What to produce: Pull each line holding the word "Mean" from the data.

Listing:
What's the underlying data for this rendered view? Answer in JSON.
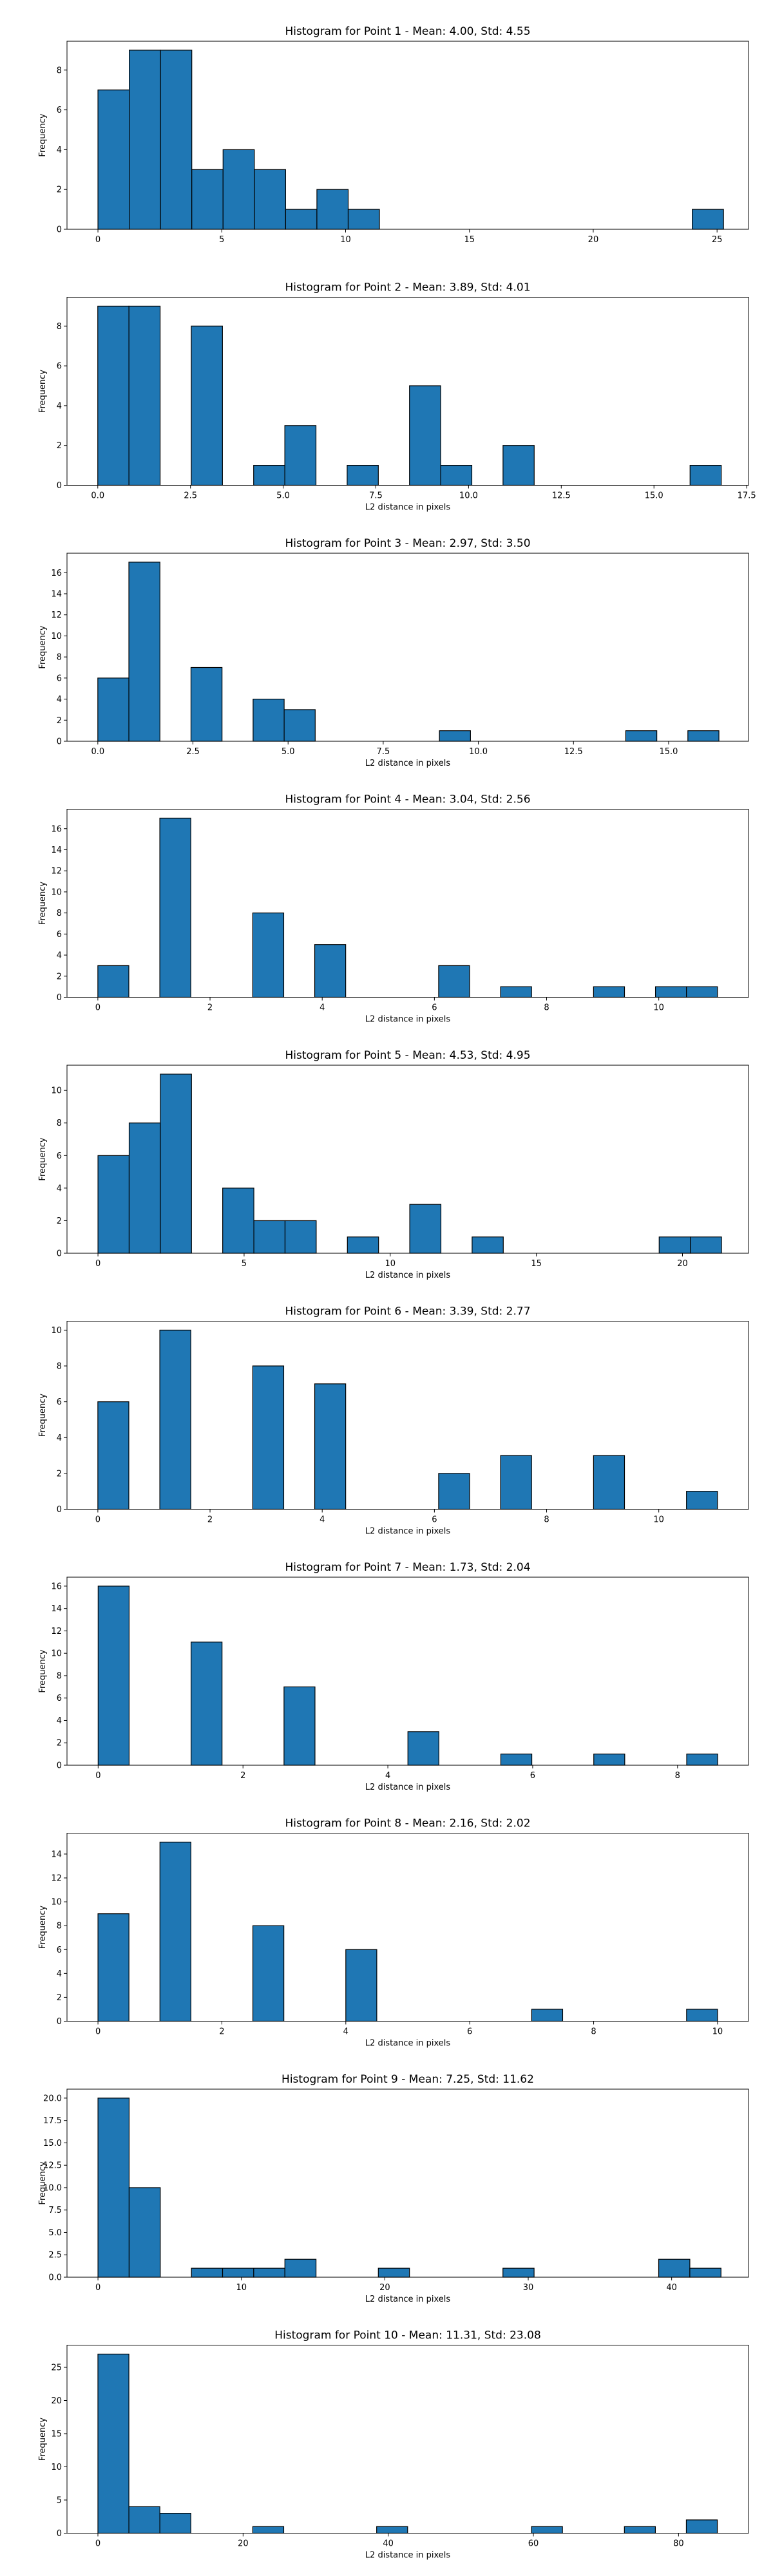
{
  "colors": {
    "bar_fill": "#1f77b4",
    "bar_edge": "#000000",
    "axes": "#000000",
    "background": "#ffffff"
  },
  "chart_data": [
    {
      "type": "bar",
      "title": "Histogram for Point 1 - Mean: 4.00, Std: 4.55",
      "xlabel": "",
      "ylabel": "Frequency",
      "xlim": [
        -1.25,
        26.27
      ],
      "ylim": [
        0,
        9.45
      ],
      "xticks": [
        0,
        5,
        10,
        15,
        20,
        25
      ],
      "xtick_labels": [
        "0",
        "5",
        "10",
        "15",
        "20",
        "25"
      ],
      "yticks": [
        0,
        2,
        4,
        6,
        8
      ],
      "ytick_labels": [
        "0",
        "2",
        "4",
        "6",
        "8"
      ],
      "bin_start": 0,
      "bin_width": 1.263,
      "counts": [
        7,
        9,
        9,
        3,
        4,
        3,
        1,
        2,
        1,
        0,
        0,
        0,
        0,
        0,
        0,
        0,
        0,
        0,
        0,
        1
      ]
    },
    {
      "type": "bar",
      "title": "Histogram for Point 2 - Mean: 3.89, Std: 4.01",
      "xlabel": "L2 distance in pixels",
      "ylabel": "Frequency",
      "xlim": [
        -0.83,
        17.55
      ],
      "ylim": [
        0,
        9.45
      ],
      "xticks": [
        0,
        2.5,
        5,
        7.5,
        10,
        12.5,
        15,
        17.5
      ],
      "xtick_labels": [
        "0.0",
        "2.5",
        "5.0",
        "7.5",
        "10.0",
        "12.5",
        "15.0",
        "17.5"
      ],
      "yticks": [
        0,
        2,
        4,
        6,
        8
      ],
      "ytick_labels": [
        "0",
        "2",
        "4",
        "6",
        "8"
      ],
      "bin_start": 0,
      "bin_width": 0.8407,
      "counts": [
        9,
        9,
        0,
        8,
        0,
        1,
        3,
        0,
        1,
        0,
        5,
        1,
        0,
        2,
        0,
        0,
        0,
        0,
        0,
        1
      ]
    },
    {
      "type": "bar",
      "title": "Histogram for Point 3 - Mean: 2.97, Std: 3.50",
      "xlabel": "L2 distance in pixels",
      "ylabel": "Frequency",
      "xlim": [
        -0.81,
        17.1
      ],
      "ylim": [
        0,
        17.85
      ],
      "xticks": [
        0,
        2.5,
        5,
        7.5,
        10,
        12.5,
        15
      ],
      "xtick_labels": [
        "0.0",
        "2.5",
        "5.0",
        "7.5",
        "10.0",
        "12.5",
        "15.0"
      ],
      "yticks": [
        0,
        2,
        4,
        6,
        8,
        10,
        12,
        14,
        16
      ],
      "ytick_labels": [
        "0",
        "2",
        "4",
        "6",
        "8",
        "10",
        "12",
        "14",
        "16"
      ],
      "bin_start": 0,
      "bin_width": 0.8161,
      "counts": [
        6,
        17,
        0,
        7,
        0,
        4,
        3,
        0,
        0,
        0,
        0,
        1,
        0,
        0,
        0,
        0,
        0,
        1,
        0,
        1
      ]
    },
    {
      "type": "bar",
      "title": "Histogram for Point 4 - Mean: 3.04, Std: 2.56",
      "xlabel": "L2 distance in pixels",
      "ylabel": "Frequency",
      "xlim": [
        -0.55,
        11.6
      ],
      "ylim": [
        0,
        17.85
      ],
      "xticks": [
        0,
        2,
        4,
        6,
        8,
        10
      ],
      "xtick_labels": [
        "0",
        "2",
        "4",
        "6",
        "8",
        "10"
      ],
      "yticks": [
        0,
        2,
        4,
        6,
        8,
        10,
        12,
        14,
        16
      ],
      "ytick_labels": [
        "0",
        "2",
        "4",
        "6",
        "8",
        "10",
        "12",
        "14",
        "16"
      ],
      "bin_start": 0,
      "bin_width": 0.5523,
      "counts": [
        3,
        0,
        17,
        0,
        0,
        8,
        0,
        5,
        0,
        0,
        0,
        3,
        0,
        1,
        0,
        0,
        1,
        0,
        1,
        1
      ]
    },
    {
      "type": "bar",
      "title": "Histogram for Point 5 - Mean: 4.53, Std: 4.95",
      "xlabel": "L2 distance in pixels",
      "ylabel": "Frequency",
      "xlim": [
        -1.06,
        22.26
      ],
      "ylim": [
        0,
        11.55
      ],
      "xticks": [
        0,
        5,
        10,
        15,
        20
      ],
      "xtick_labels": [
        "0",
        "5",
        "10",
        "15",
        "20"
      ],
      "yticks": [
        0,
        2,
        4,
        6,
        8,
        10
      ],
      "ytick_labels": [
        "0",
        "2",
        "4",
        "6",
        "8",
        "10"
      ],
      "bin_start": 0,
      "bin_width": 1.0668,
      "counts": [
        6,
        8,
        11,
        0,
        4,
        2,
        2,
        0,
        1,
        0,
        3,
        0,
        1,
        0,
        0,
        0,
        0,
        0,
        1,
        1
      ]
    },
    {
      "type": "bar",
      "title": "Histogram for Point 6 - Mean: 3.39, Std: 2.77",
      "xlabel": "L2 distance in pixels",
      "ylabel": "Frequency",
      "xlim": [
        -0.55,
        11.6
      ],
      "ylim": [
        0,
        10.5
      ],
      "xticks": [
        0,
        2,
        4,
        6,
        8,
        10
      ],
      "xtick_labels": [
        "0",
        "2",
        "4",
        "6",
        "8",
        "10"
      ],
      "yticks": [
        0,
        2,
        4,
        6,
        8,
        10
      ],
      "ytick_labels": [
        "0",
        "2",
        "4",
        "6",
        "8",
        "10"
      ],
      "bin_start": 0,
      "bin_width": 0.5523,
      "counts": [
        6,
        0,
        10,
        0,
        0,
        8,
        0,
        7,
        0,
        0,
        0,
        2,
        0,
        3,
        0,
        0,
        3,
        0,
        0,
        1
      ]
    },
    {
      "type": "bar",
      "title": "Histogram for Point 7 - Mean: 1.73, Std: 2.04",
      "xlabel": "L2 distance in pixels",
      "ylabel": "Frequency",
      "xlim": [
        -0.43,
        8.98
      ],
      "ylim": [
        0,
        16.8
      ],
      "xticks": [
        0,
        2,
        4,
        6,
        8
      ],
      "xtick_labels": [
        "0",
        "2",
        "4",
        "6",
        "8"
      ],
      "yticks": [
        0,
        2,
        4,
        6,
        8,
        10,
        12,
        14,
        16
      ],
      "ytick_labels": [
        "0",
        "2",
        "4",
        "6",
        "8",
        "10",
        "12",
        "14",
        "16"
      ],
      "bin_start": 0,
      "bin_width": 0.4277,
      "counts": [
        16,
        0,
        0,
        11,
        0,
        0,
        7,
        0,
        0,
        0,
        3,
        0,
        0,
        1,
        0,
        0,
        1,
        0,
        0,
        1
      ]
    },
    {
      "type": "bar",
      "title": "Histogram for Point 8 - Mean: 2.16, Std: 2.02",
      "xlabel": "L2 distance in pixels",
      "ylabel": "Frequency",
      "xlim": [
        -0.5,
        10.5
      ],
      "ylim": [
        0,
        15.75
      ],
      "xticks": [
        0,
        2,
        4,
        6,
        8,
        10
      ],
      "xtick_labels": [
        "0",
        "2",
        "4",
        "6",
        "8",
        "10"
      ],
      "yticks": [
        0,
        2,
        4,
        6,
        8,
        10,
        12,
        14
      ],
      "ytick_labels": [
        "0",
        "2",
        "4",
        "6",
        "8",
        "10",
        "12",
        "14"
      ],
      "bin_start": 0,
      "bin_width": 0.5,
      "counts": [
        9,
        0,
        15,
        0,
        0,
        8,
        0,
        0,
        6,
        0,
        0,
        0,
        0,
        0,
        1,
        0,
        0,
        0,
        0,
        1
      ]
    },
    {
      "type": "bar",
      "title": "Histogram for Point 9 - Mean: 7.25, Std: 11.62",
      "xlabel": "L2 distance in pixels",
      "ylabel": "Frequency",
      "xlim": [
        -2.16,
        45.36
      ],
      "ylim": [
        0,
        21
      ],
      "xticks": [
        0,
        10,
        20,
        30,
        40
      ],
      "xtick_labels": [
        "0",
        "10",
        "20",
        "30",
        "40"
      ],
      "yticks": [
        0,
        2.5,
        5,
        7.5,
        10,
        12.5,
        15,
        17.5,
        20
      ],
      "ytick_labels": [
        "0.0",
        "2.5",
        "5.0",
        "7.5",
        "10.0",
        "12.5",
        "15.0",
        "17.5",
        "20.0"
      ],
      "bin_start": 0,
      "bin_width": 2.172,
      "counts": [
        20,
        10,
        0,
        1,
        1,
        1,
        2,
        0,
        0,
        1,
        0,
        0,
        0,
        1,
        0,
        0,
        0,
        0,
        2,
        1
      ]
    },
    {
      "type": "bar",
      "title": "Histogram for Point 10 - Mean: 11.31, Std: 23.08",
      "xlabel": "L2 distance in pixels",
      "ylabel": "Frequency",
      "xlim": [
        -4.26,
        89.64
      ],
      "ylim": [
        0,
        28.35
      ],
      "xticks": [
        0,
        20,
        40,
        60,
        80
      ],
      "xtick_labels": [
        "0",
        "20",
        "40",
        "60",
        "80"
      ],
      "yticks": [
        0,
        5,
        10,
        15,
        20,
        25
      ],
      "ytick_labels": [
        "0",
        "5",
        "10",
        "15",
        "20",
        "25"
      ],
      "bin_start": 0,
      "bin_width": 4.267,
      "counts": [
        27,
        4,
        3,
        0,
        0,
        1,
        0,
        0,
        0,
        1,
        0,
        0,
        0,
        0,
        1,
        0,
        0,
        1,
        0,
        2
      ]
    }
  ]
}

Complete response:
      "title": "Histogram for Point 1 - Mean: 4.00, Std: 4.55",
      "title": "Histogram for Point 2 - Mean: 3.89, Std: 4.01",
      "title": "Histogram for Point 3 - Mean: 2.97, Std: 3.50",
      "title": "Histogram for Point 4 - Mean: 3.04, Std: 2.56",
      "title": "Histogram for Point 5 - Mean: 4.53, Std: 4.95",
      "title": "Histogram for Point 6 - Mean: 3.39, Std: 2.77",
      "title": "Histogram for Point 7 - Mean: 1.73, Std: 2.04",
      "title": "Histogram for Point 8 - Mean: 2.16, Std: 2.02",
      "title": "Histogram for Point 9 - Mean: 7.25, Std: 11.62",
      "title": "Histogram for Point 10 - Mean: 11.31, Std: 23.08",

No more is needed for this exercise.